[Stored entries]
====================

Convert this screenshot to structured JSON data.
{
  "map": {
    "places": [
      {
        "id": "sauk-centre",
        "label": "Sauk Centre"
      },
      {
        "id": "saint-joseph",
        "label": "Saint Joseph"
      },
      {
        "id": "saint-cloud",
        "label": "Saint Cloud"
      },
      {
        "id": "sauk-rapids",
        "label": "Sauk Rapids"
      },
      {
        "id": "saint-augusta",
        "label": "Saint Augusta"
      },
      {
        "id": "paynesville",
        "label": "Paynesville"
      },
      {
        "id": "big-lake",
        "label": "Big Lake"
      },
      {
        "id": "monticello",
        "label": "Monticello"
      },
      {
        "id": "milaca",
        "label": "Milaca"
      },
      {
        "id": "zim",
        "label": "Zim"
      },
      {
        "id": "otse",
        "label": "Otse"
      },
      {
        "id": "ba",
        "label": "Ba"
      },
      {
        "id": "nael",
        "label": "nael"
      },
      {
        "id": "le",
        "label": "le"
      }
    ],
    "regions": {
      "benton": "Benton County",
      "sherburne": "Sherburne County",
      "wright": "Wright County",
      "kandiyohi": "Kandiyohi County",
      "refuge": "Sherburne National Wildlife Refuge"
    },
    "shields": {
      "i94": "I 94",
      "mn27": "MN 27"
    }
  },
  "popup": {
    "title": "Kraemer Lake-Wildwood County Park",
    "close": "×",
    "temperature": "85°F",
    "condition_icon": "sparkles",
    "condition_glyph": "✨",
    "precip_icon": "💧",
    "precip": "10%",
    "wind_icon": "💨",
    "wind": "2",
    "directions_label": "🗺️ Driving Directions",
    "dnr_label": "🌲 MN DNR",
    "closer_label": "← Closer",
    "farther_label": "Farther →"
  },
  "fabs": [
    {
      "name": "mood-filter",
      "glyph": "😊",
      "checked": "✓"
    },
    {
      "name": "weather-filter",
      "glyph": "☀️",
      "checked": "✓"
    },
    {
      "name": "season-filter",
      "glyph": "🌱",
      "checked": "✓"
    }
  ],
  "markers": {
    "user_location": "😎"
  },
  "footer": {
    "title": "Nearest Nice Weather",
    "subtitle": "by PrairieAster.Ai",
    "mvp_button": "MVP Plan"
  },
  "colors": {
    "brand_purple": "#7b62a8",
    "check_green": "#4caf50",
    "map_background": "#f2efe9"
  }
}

====================

• [What is being asked]
Reproduce the data in full, exactly as presented.

• [Written response]
Convert this screenshot to structured JSON data.
{
  "map": {
    "places": [
      {
        "id": "sauk-centre",
        "label": "Sauk Centre"
      },
      {
        "id": "saint-joseph",
        "label": "Saint Joseph"
      },
      {
        "id": "saint-cloud",
        "label": "Saint Cloud"
      },
      {
        "id": "sauk-rapids",
        "label": "Sauk Rapids"
      },
      {
        "id": "saint-augusta",
        "label": "Saint Augusta"
      },
      {
        "id": "paynesville",
        "label": "Paynesville"
      },
      {
        "id": "big-lake",
        "label": "Big Lake"
      },
      {
        "id": "monticello",
        "label": "Monticello"
      },
      {
        "id": "milaca",
        "label": "Milaca"
      },
      {
        "id": "zim",
        "label": "Zim"
      },
      {
        "id": "otse",
        "label": "Otse"
      },
      {
        "id": "ba",
        "label": "Ba"
      },
      {
        "id": "nael",
        "label": "nael"
      },
      {
        "id": "le",
        "label": "le"
      }
    ],
    "regions": {
      "benton": "Benton County",
      "sherburne": "Sherburne County",
      "wright": "Wright County",
      "kandiyohi": "Kandiyohi County",
      "refuge": "Sherburne National Wildlife Refuge"
    },
    "shields": {
      "i94": "I 94",
      "mn27": "MN 27"
    }
  },
  "popup": {
    "title": "Kraemer Lake-Wildwood County Park",
    "close": "×",
    "temperature": "85°F",
    "condition_icon": "sparkles",
    "condition_glyph": "✨",
    "precip_icon": "💧",
    "precip": "10%",
    "wind_icon": "💨",
    "wind": "2",
    "directions_label": "🗺️ Driving Directions",
    "dnr_label": "🌲 MN DNR",
    "closer_label": "← Closer",
    "farther_label": "Farther →"
  },
  "fabs": [
    {
      "name": "mood-filter",
      "glyph": "😊",
      "checked": "✓"
    },
    {
      "name": "weather-filter",
      "glyph": "☀️",
      "checked": "✓"
    },
    {
      "name": "season-filter",
      "glyph": "🌱",
      "checked": "✓"
    }
  ],
  "markers": {
    "user_location": "😎"
  },
  "footer": {
    "title": "Nearest Nice Weather",
    "subtitle": "by PrairieAster.Ai",
    "mvp_button": "MVP Plan"
  },
  "colors": {
    "brand_purple": "#7b62a8",
    "check_green": "#4caf50",
    "map_background": "#f2efe9"
  }
}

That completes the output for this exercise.